#### DATASET RECORDS ####

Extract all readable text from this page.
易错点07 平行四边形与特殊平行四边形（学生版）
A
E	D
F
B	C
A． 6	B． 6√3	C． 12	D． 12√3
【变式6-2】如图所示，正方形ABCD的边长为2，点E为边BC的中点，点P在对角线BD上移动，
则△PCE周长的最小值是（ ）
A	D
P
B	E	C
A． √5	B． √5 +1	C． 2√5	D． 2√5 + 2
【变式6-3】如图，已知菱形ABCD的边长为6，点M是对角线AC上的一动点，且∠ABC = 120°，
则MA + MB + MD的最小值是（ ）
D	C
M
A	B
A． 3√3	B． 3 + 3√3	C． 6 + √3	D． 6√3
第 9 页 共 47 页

####

PROBLEM DESCRIPTION: Extract each entry in full, exactly as given.

WRITTEN RESPONSE:
Extract all readable text from this page.
易错点07 平行四边形与特殊平行四边形（学生版）
A
E	D
F
B	C
A． 6	B． 6√3	C． 12	D． 12√3
【变式6-2】如图所示，正方形ABCD的边长为2，点E为边BC的中点，点P在对角线BD上移动，
则△PCE周长的最小值是（ ）
A	D
P
B	E	C
A． √5	B． √5 +1	C． 2√5	D． 2√5 + 2
【变式6-3】如图，已知菱形ABCD的边长为6，点M是对角线AC上的一动点，且∠ABC = 120°，
则MA + MB + MD的最小值是（ ）
D	C
M
A	B
A． 3√3	B． 3 + 3√3	C． 6 + √3	D． 6√3
第 9 页 共 47 页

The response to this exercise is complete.